** Start of DATA ROWS **
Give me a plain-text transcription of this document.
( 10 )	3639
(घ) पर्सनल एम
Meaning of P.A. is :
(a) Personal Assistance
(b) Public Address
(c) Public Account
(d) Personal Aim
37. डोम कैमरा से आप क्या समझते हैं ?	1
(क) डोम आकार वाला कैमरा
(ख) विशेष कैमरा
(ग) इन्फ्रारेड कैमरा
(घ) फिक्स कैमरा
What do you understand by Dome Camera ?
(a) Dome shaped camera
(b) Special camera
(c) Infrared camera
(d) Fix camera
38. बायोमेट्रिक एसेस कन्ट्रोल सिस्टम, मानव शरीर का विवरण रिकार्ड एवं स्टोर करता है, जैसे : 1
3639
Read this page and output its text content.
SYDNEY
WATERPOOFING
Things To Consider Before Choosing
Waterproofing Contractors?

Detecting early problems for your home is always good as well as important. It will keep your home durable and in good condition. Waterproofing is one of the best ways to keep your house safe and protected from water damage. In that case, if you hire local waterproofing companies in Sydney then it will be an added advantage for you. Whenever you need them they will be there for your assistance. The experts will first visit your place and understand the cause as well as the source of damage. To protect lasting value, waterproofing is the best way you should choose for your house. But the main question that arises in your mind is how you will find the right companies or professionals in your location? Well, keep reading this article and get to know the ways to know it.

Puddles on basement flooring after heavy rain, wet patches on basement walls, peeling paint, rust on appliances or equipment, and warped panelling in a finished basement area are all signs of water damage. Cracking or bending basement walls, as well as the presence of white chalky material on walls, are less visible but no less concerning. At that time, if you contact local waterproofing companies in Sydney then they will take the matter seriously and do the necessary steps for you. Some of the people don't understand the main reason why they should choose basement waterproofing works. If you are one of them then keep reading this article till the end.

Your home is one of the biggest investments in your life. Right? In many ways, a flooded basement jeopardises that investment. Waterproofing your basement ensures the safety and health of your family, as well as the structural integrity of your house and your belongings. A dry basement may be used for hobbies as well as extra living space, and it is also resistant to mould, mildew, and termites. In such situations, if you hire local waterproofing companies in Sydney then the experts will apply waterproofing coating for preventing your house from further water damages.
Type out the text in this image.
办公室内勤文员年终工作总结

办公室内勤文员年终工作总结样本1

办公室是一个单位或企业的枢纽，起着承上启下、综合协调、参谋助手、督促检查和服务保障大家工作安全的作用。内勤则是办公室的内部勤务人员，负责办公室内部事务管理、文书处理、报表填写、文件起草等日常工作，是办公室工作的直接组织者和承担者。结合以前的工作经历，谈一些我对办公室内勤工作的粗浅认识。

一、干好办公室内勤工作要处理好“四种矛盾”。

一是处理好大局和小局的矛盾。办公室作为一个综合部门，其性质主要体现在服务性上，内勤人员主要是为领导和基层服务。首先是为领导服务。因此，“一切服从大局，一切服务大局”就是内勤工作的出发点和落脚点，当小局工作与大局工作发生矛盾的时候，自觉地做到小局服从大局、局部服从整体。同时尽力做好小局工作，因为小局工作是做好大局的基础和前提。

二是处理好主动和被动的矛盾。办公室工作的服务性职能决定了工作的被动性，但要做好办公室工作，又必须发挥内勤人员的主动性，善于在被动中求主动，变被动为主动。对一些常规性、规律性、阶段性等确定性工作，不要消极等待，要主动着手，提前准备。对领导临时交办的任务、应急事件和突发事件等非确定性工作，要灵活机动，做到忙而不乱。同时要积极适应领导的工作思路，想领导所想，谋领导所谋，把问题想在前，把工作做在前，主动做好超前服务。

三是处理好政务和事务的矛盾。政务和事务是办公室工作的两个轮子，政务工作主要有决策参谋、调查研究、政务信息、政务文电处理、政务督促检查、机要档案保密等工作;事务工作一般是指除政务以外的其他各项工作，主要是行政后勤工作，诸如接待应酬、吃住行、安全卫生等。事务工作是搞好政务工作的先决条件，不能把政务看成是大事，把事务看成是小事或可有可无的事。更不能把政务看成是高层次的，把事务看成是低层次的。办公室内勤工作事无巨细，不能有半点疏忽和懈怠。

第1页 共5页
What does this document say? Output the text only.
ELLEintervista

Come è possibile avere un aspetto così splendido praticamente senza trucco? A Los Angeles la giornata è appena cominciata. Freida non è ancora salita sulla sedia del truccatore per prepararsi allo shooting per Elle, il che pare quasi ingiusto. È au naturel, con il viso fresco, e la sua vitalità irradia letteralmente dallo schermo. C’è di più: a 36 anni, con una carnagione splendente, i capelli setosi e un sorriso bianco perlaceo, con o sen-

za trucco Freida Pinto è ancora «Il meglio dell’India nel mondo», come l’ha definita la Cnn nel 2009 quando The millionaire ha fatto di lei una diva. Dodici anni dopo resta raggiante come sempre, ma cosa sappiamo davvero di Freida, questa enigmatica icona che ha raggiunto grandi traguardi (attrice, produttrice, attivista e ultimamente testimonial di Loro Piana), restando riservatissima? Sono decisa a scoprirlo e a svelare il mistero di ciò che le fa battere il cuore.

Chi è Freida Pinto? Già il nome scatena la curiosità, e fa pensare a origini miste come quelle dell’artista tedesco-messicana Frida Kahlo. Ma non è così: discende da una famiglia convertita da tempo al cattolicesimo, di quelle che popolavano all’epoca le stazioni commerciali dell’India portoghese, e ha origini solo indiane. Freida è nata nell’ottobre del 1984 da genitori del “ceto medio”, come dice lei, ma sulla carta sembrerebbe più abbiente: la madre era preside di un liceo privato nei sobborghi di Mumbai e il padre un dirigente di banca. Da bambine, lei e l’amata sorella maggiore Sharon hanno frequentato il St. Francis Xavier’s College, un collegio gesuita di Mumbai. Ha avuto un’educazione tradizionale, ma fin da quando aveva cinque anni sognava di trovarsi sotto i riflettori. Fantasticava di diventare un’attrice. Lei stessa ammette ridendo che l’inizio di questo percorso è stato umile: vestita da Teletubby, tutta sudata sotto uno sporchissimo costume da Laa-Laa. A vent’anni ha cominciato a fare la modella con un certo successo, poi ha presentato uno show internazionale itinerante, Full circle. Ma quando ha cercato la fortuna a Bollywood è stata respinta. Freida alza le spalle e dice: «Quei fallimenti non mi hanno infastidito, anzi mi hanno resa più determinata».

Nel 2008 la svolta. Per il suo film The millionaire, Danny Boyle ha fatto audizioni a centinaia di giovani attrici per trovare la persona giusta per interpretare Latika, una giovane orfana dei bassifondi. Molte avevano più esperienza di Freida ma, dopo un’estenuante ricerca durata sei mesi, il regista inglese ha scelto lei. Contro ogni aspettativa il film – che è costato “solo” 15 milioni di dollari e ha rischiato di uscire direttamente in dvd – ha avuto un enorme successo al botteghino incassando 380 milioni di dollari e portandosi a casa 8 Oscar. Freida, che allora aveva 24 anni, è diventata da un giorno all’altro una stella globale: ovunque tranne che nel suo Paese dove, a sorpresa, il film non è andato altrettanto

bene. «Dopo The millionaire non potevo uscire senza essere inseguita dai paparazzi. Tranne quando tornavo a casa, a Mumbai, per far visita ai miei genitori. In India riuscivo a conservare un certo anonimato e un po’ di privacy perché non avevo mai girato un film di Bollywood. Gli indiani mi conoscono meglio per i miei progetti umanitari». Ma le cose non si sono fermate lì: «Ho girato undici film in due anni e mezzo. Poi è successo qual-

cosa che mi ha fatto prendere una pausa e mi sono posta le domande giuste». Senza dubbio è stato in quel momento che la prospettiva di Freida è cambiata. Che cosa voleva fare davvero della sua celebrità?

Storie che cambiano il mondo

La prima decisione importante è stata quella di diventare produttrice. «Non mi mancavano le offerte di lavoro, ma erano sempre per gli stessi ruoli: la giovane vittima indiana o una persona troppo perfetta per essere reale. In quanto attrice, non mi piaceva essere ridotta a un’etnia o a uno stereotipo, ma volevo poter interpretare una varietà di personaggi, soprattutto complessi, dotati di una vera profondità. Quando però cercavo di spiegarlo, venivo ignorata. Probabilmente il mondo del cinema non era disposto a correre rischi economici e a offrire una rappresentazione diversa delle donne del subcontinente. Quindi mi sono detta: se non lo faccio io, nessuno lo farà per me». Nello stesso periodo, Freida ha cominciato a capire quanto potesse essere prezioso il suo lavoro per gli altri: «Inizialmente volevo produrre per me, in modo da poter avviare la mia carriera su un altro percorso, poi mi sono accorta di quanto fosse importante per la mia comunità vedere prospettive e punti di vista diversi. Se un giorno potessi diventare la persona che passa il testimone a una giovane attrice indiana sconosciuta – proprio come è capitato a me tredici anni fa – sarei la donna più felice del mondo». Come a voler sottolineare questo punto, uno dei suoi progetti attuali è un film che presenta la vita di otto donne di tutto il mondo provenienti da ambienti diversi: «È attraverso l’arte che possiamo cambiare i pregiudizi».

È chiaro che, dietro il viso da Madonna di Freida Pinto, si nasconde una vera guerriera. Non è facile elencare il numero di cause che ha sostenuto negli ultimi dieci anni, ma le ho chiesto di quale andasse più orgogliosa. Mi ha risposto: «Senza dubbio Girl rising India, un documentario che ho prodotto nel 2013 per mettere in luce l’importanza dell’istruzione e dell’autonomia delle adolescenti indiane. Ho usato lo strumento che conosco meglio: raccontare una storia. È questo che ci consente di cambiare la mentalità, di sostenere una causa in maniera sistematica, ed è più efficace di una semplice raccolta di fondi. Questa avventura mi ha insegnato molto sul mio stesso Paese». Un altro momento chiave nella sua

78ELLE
** End of DATA ROWS **
--- WRITTEN TASK ---
Only the number is wanted: how many lines in the entries above contain the word "text"?

--- TASK SOLUTION ---
4